**PROBLEM TO WORK ON**
Copy out all lines of the records in which the word "discussions" appears.

**DATA EXCERPTS**
● ● ● ● ●

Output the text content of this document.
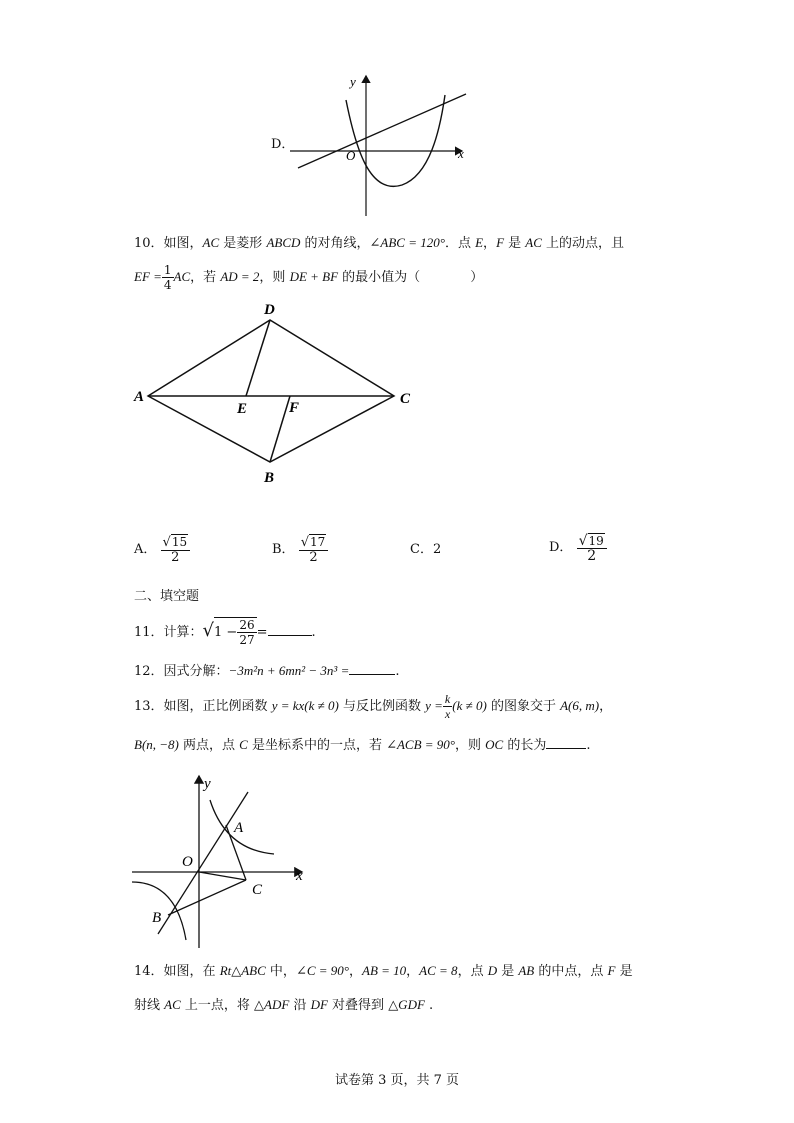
D．
y
x
O
10．如图，AC 是菱形 ABCD 的对角线，∠ABC = 120°．点 E，F 是 AC 上的动点，且
EF = $\frac{1}{4}$ AC，若 AD = 2，则 DE + BF 的最小值为（	）
A
D
C
B
E	F
A． $\frac{√15}{2}$	B． $\frac{√17}{2}$	C．2	D． $\frac{√19}{2}$
二、填空题
11．计算：$√1 - \frac{26}{27}$ =	.
12．因式分解：−3m²n + 6mn² − 3n³ =	.
13．如图，正比例函数 y = kx(k ≠ 0) 与反比例函数 $y = \frac{k}{x} (k \ne 0)$ 的图象交于 A(6, m)，
B(n, −8) 两点，点 C 是坐标系中的一点，若 ∠ACB = 90°，则 OC 的长为	.
y
x
O
A
B
C
14．如图，在 Rt△ABC 中，∠C = 90°，AB = 10，AC = 8，点 D 是 AB 的中点，点 F 是
射线 AC 上一点，将 △ADF 沿 DF 对叠得到 △GDF .
试卷第 3 页，共 7 页
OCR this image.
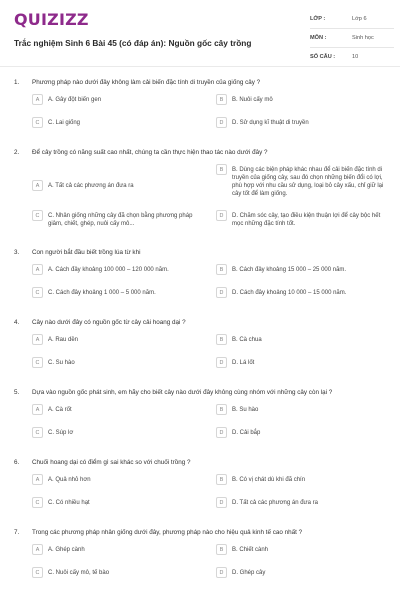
QUIZIZZ
Trắc nghiệm Sinh 6 Bài 45 (có đáp án): Nguồn gốc cây trồng
LỚP :	Lớp 6
MÔN :	Sinh học
SỐ CÂU :	10
1.	Phương pháp nào dưới đây không làm cải biến đặc tính di truyền của giống cây ?
A	A. Gây đột biến gen	B	B. Nuôi cấy mô
C	C. Lai giống	D	D. Sử dụng kĩ thuật di truyền
2.	Để cây trồng có năng suất cao nhất, chúng ta cần thực hiện thao tác nào dưới đây ?
A	A. Tất cả các phương án đưa ra
B	B. Dùng các biện pháp khác nhau để cải biến đặc tính di truyền của giống cây, sau đó chọn những biến đổi có lợi, phù hợp với nhu cầu sử dụng, loại bỏ cây xấu, chỉ giữ lại cây tốt để làm giống.
C	C. Nhân giống những cây đã chọn bằng phương pháp giâm, chiết, ghép, nuôi cấy mô...
D	D. Chăm sóc cây, tạo điều kiện thuận lợi để cây bộc hết mọc những đặc tính tốt.
3.	Con người bắt đầu biết trồng lúa từ khi
A	A. Cách đây khoảng 100 000 – 120 000 năm.	B	B. Cách đây khoảng 15 000 – 25 000 năm.
C	C. Cách đây khoảng 1 000 – 5 000 năm.	D	D. Cách đây khoảng 10 000 – 15 000 năm.
4.	Cây nào dưới đây có nguồn gốc từ cây cải hoang dại ?
A	A. Rau dền	B	B. Cà chua
C	C. Su hào	D	D. Lá lốt
5.	Dựa vào nguồn gốc phát sinh, em hãy cho biết cây nào dưới đây không cùng nhóm với những cây còn lại ?
A	A. Cà rốt	B	B. Su hào
C	C. Súp lơ	D	D. Cải bắp
6.	Chuối hoang dại có điểm gì sai khác so với chuối trồng ?
A	A. Quả nhỏ hơn	B	B. Có vị chát dù khi đã chín
C	C. Có nhiều hạt	D	D. Tất cả các phương án đưa ra
7.	Trong các phương pháp nhân giống dưới đây, phương pháp nào cho hiệu quả kinh tế cao nhất ?
A	A. Ghép cành	B	B. Chiết cành
C	C. Nuôi cấy mô, tế bào	D	D. Ghép cây
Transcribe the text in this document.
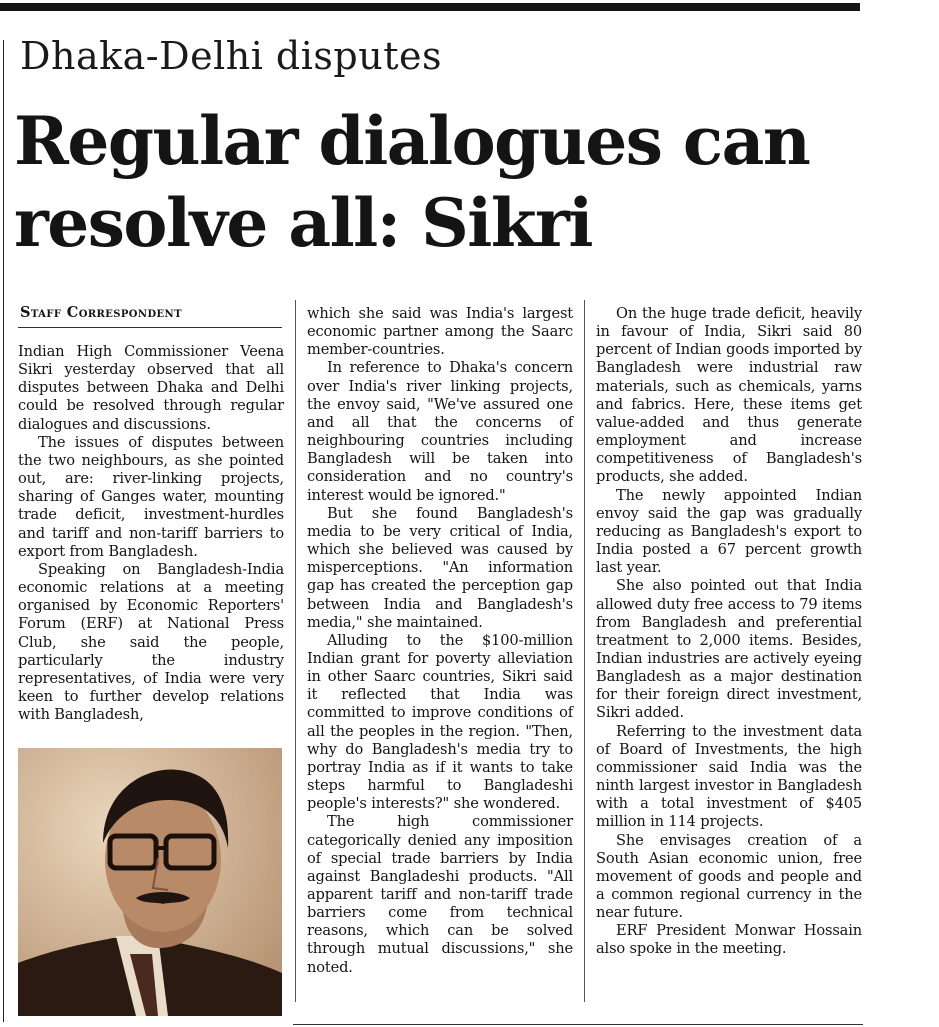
Dhaka-Delhi disputes
Regular dialogues can
resolve all: Sikri
Staff Correspondent

Indian High Commissioner Veena Sikri yesterday observed that all disputes between Dhaka and Delhi could be resolved through regular dialogues and discussions.

The issues of disputes between the two neighbours, as she pointed out, are: river-linking projects, sharing of Ganges water, mounting trade deficit, investment-hurdles and tariff and non-tariff barriers to export from Bangladesh.

Speaking on Bangladesh-India economic relations at a meeting organised by Economic Reporters' Forum (ERF) at National Press Club, she said the people, particularly the industry representatives, of India were very keen to further develop relations with Bangladesh,

which she said was India's largest economic partner among the Saarc member-countries.

In reference to Dhaka's concern over India's river linking projects, the envoy said, "We've assured one and all that the concerns of neighbouring countries including Bangladesh will be taken into consideration and no country's interest would be ignored."

But she found Bangladesh's media to be very critical of India, which she believed was caused by misperceptions. "An information gap has created the perception gap between India and Bangladesh's media," she maintained.

Alluding to the $100-million Indian grant for poverty alleviation in other Saarc countries, Sikri said it reflected that India was committed to improve conditions of all the peoples in the region. "Then, why do Bangladesh's media try to portray India as if it wants to take steps harmful to Bangladeshi people's interests?" she wondered.

The high commissioner categorically denied any imposition of special trade barriers by India against Bangladeshi products. "All apparent tariff and non-tariff trade barriers come from technical reasons, which can be solved through mutual discussions," she noted.

On the huge trade deficit, heavily in favour of India, Sikri said 80 percent of Indian goods imported by Bangladesh were industrial raw materials, such as chemicals, yarns and fabrics. Here, these items get value-added and thus generate employment and increase competitiveness of Bangladesh's products, she added.

The newly appointed Indian envoy said the gap was gradually reducing as Bangladesh's export to India posted a 67 percent growth last year.

She also pointed out that India allowed duty free access to 79 items from Bangladesh and preferential treatment to 2,000 items. Besides, Indian industries are actively eyeing Bangladesh as a major destination for their foreign direct investment, Sikri added.

Referring to the investment data of Board of Investments, the high commissioner said India was the ninth largest investor in Bangladesh with a total investment of $405 million in 114 projects.

She envisages creation of a South Asian economic union, free movement of goods and people and a common regional currency in the near future.

ERF President Monwar Hossain also spoke in the meeting.
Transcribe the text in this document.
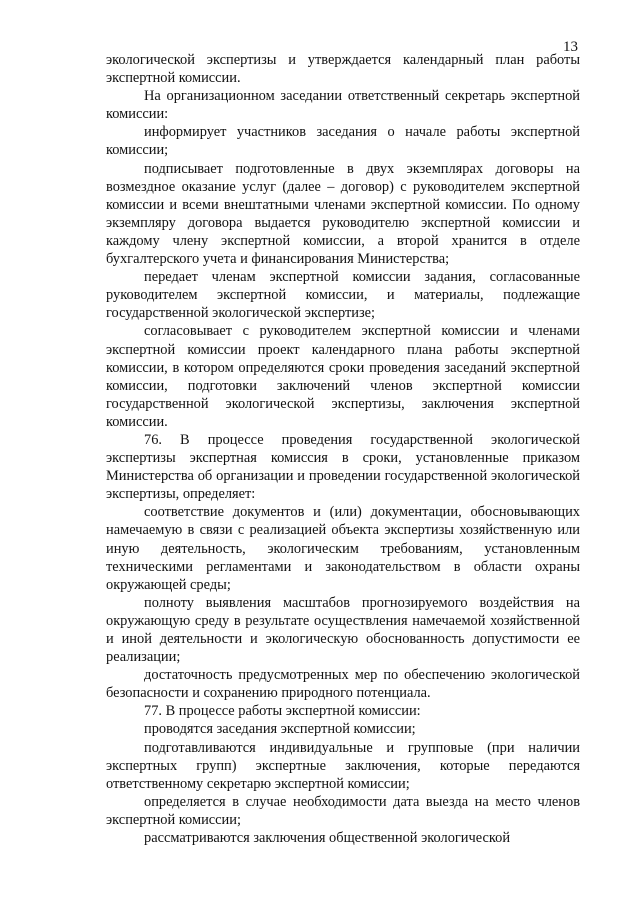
13

экологической экспертизы и утверждается календарный план работы экспертной комиссии.

На организационном заседании ответственный секретарь экспертной комиссии:

информирует участников заседания о начале работы экспертной комиссии;

подписывает подготовленные в двух экземплярах договоры на возмездное оказание услуг (далее – договор) с руководителем экспертной комиссии и всеми внештатными членами экспертной комиссии. По одному экземпляру договора выдается руководителю экспертной комиссии и каждому члену экспертной комиссии, а второй хранится в отделе бухгалтерского учета и финансирования Министерства;

передает членам экспертной комиссии задания, согласованные руководителем экспертной комиссии, и материалы, подлежащие государственной экологической экспертизе;

согласовывает с руководителем экспертной комиссии и членами экспертной комиссии проект календарного плана работы экспертной комиссии, в котором определяются сроки проведения заседаний экспертной комиссии, подготовки заключений членов экспертной комиссии государственной экологической экспертизы, заключения экспертной комиссии.

76. В процессе проведения государственной экологической экспертизы экспертная комиссия в сроки, установленные приказом Министерства об организации и проведении государственной экологической экспертизы, определяет:

соответствие документов и (или) документации, обосновывающих намечаемую в связи с реализацией объекта экспертизы хозяйственную или иную деятельность, экологическим требованиям, установленным техническими регламентами и законодательством в области охраны окружающей среды;

полноту выявления масштабов прогнозируемого воздействия на окружающую среду в результате осуществления намечаемой хозяйственной и иной деятельности и экологическую обоснованность допустимости ее реализации;

достаточность предусмотренных мер по обеспечению экологической безопасности и сохранению природного потенциала.

77. В процессе работы экспертной комиссии:

проводятся заседания экспертной комиссии;

подготавливаются индивидуальные и групповые (при наличии экспертных групп) экспертные заключения, которые передаются ответственному секретарю экспертной комиссии;

определяется в случае необходимости дата выезда на место членов экспертной комиссии;

рассматриваются заключения общественной экологической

● ● ● ● ●

**THE SOLUTION**
Indian High Commissioner Veena Sikri yesterday observed that all disputes between Dhaka and Delhi could be resolved through regular dialogues and discussions.
The high commissioner categorically denied any imposition of special trade barriers by India against Bangladeshi products. "All apparent tariff and non-tariff trade barriers come from technical reasons, which can be solved through mutual discussions," she noted.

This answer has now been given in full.